▶ _原文_
%%

2023 Fiscal Year Research-status Report
Significance of mineralocorticoid receptor activation in obesity-related kidney disease: Exploring urine biomarkers to reflect MR activation
Project/Area Number |
23K09671
|
Research Institution | Oita University |
Principal Investigator |
柴田 洋孝 大分大学, 医学部, 教授 (20245484)
|
Co-Investigator(Kenkyū-buntansha) |
福田 顕弘 大分大学, 医学部, 助教 (30628889)
|
Project Period (FY) |
2023-04-01 – 2027-03-31
|
Keywords | MR活性化 / 尿中バイオマーカー / 肥満関連腎症 / 慢性腎臓病 |
Outline of Annual Research Achievements |
我々の研究室では、糖尿病や肥満症など生活習慣病に合併した高血圧や慢性腎臓病(CKD)症例では血中アルドステロン濃度の上昇を伴わずにMRシグナルが亢進する病態として「MR関連高血圧および臓器障害」が存在することを提唱している。しかしながら臨床的にMR活性化を反映するバイオマーカーがないためにMR拮抗薬による治療介入が非常に少ない現状がある。本研究では、MR活性化による肥満関連腎症進展機序の解明とMR活性化を反映した非侵襲的な新規尿中バイオマーカーを探索することを目的としている。 初年度である本年は、肥満糖尿病ラットモデルを用いて腎症進展に伴うMR活性化について検証した。5週齢の雄性肥満糖尿病ラット(Zucker-diabetic fatty(Leprfa/Leprfa):ZDFラット)を購入し、16週齢においてコントロールラット(雄性Zucker-lean(Leprfa /+ or +/+):ZDF-leanラット)との比較を行った。まずは、16週齢における腎症進展について検証するために糸球体肥大およびポドサイト障害について検討した(n=3)。ZDFラット群ではZDF-leanラット群と比較して糸球体およびポドサイトの肥大、ポドサイト密度(podocyte density)の低下を認め、16週齢の時点で糸球体肥大およびポドサイト障害が認められた。また、同週齢ではZDFラットではZDF-leanラットと比較して有意にアルブミン尿増加および、尿沈渣中ポドサイトmRNA排泄量増加を認め、腎症進展を認めた。次に同週齢での腎臓組織におけるMR活性化の評価を行った。腎組織においてWestern blottingによるMR、SGK1、ENaCなどのMR関連蛋白の上昇およびmRNAシグナルの上昇傾向を認めた。 以上の結果より、比較的早期の肥満糖尿病性腎症ラットモデルにおいて腎症進展に伴いMR活性化が認められることを明らかにした。
|
Current Status of Research Progress |
Current Status of Research Progress
3: Progress in research has been slightly delayed.
Reason
本年度は、肥満糖尿病性腎症ラットモデルにおいて腎症進展に伴いMR活性化が認められることを示したが、やや計画より遅れている。
|
Strategy for Future Research Activity |
本年度の研究により早期の肥満糖尿病性腎症モデルにおいて腎症進展に伴いMR活性化が認められることを明らかにした。今後、MR拮抗薬投与群による治療群での検証やMR活性化を反映する尿中バイオマーカーの探索について進めていく。
|
Causes of Carryover |
全体の研究計画の進捗が遅れ、当初の予定を変更する必要が生じ、年度内での使用が困難になったため。 次年度には本年行う予定であった肥満糖尿病性腎症モデルへのMR拮抗薬投与の検討を行う計画としており、繰越金を使用予定である。さらに次年度は当初予定しているMR活性化を反映する尿中バイオマーカーの探索を行い、同バイオマーカーの臨床応用に向けて準備を進める。

%%

▶ _実施事項_
A: 研究状況報告のキーワード欄に挙げられた語をすべて書き出してください。
B: 研究状況報告のうち、「2023 Fiscal Year」を含む語句で始まり「医学部, 教授 (20245484)」で終わる部分を、「Fiscal Year」を「Academic Year」に差し替えて書き直してください。
項目の内容は研究状況報告とは関係ありません。

▶ _学習資料_
%%

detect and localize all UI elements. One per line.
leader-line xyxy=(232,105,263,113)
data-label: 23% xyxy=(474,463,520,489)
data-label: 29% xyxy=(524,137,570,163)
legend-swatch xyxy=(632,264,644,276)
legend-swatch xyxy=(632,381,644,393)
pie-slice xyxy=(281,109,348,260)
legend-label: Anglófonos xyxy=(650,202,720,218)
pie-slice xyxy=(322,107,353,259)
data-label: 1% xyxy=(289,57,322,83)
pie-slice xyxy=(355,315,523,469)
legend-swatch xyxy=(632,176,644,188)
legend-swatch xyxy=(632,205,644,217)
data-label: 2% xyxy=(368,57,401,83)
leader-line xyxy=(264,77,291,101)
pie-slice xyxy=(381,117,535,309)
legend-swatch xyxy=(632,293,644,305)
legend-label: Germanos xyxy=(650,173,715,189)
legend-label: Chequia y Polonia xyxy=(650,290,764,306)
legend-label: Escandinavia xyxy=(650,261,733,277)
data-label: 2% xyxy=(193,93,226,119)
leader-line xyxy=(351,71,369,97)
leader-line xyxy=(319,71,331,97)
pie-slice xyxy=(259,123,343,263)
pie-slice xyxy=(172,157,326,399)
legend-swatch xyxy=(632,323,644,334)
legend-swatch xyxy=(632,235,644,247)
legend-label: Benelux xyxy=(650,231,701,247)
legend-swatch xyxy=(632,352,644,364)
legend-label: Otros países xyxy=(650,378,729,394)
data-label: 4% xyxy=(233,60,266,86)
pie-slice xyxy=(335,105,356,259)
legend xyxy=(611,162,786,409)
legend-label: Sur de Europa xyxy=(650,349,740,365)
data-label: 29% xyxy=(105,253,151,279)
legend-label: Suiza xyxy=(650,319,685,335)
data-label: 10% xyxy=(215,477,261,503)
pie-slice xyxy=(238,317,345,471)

%%

▶ _解答例_
A: MR活性化、尿中バイオマーカー、肥満関連腎症、慢性腎臓病

B:
2023 Academic Year Research-status Report
Significance of mineralocorticoid receptor activation in obesity-related kidney disease: Exploring urine biomarkers to reflect MR activation
Project/Area Number |
23K09671
|
Research Institution | Oita University |
Principal Investigator |
柴田 洋孝 大分大学, 医学部, 教授 (20245484)